[Collected data entries]
....................
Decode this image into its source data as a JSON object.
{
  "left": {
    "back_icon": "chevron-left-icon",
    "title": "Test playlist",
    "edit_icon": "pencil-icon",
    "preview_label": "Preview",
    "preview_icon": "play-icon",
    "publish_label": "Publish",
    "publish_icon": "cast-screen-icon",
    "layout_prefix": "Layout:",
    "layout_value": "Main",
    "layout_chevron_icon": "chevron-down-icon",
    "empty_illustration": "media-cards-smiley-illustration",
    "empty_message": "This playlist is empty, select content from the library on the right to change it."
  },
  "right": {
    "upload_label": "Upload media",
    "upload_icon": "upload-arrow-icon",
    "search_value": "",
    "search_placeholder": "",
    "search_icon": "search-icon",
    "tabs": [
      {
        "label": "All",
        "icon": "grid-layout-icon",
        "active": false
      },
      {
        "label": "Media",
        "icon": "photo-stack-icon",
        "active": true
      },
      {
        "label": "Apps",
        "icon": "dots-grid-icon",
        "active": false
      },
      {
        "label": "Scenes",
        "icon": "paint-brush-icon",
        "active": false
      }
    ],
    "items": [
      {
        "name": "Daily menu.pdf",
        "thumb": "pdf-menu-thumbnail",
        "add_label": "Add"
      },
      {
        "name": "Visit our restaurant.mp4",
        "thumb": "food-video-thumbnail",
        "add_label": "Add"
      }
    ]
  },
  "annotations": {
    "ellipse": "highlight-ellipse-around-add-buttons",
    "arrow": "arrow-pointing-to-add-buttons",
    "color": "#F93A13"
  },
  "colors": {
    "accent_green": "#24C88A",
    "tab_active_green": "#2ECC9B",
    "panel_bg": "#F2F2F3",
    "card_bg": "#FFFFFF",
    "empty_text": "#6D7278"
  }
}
....................
> _TASK DIRECTIONS_
Take every line from the data above that holds "icon" and copy it out.

> _OUTPUT OF THE EXERCISE_
    "back_icon": "chevron-left-icon",
    "edit_icon": "pencil-icon",
    "preview_icon": "play-icon",
    "publish_icon": "cast-screen-icon",
    "layout_chevron_icon": "chevron-down-icon",
    "upload_icon": "upload-arrow-icon",
    "search_icon": "search-icon",
        "icon": "grid-layout-icon",
        "icon": "photo-stack-icon",
        "icon": "dots-grid-icon",
        "icon": "paint-brush-icon",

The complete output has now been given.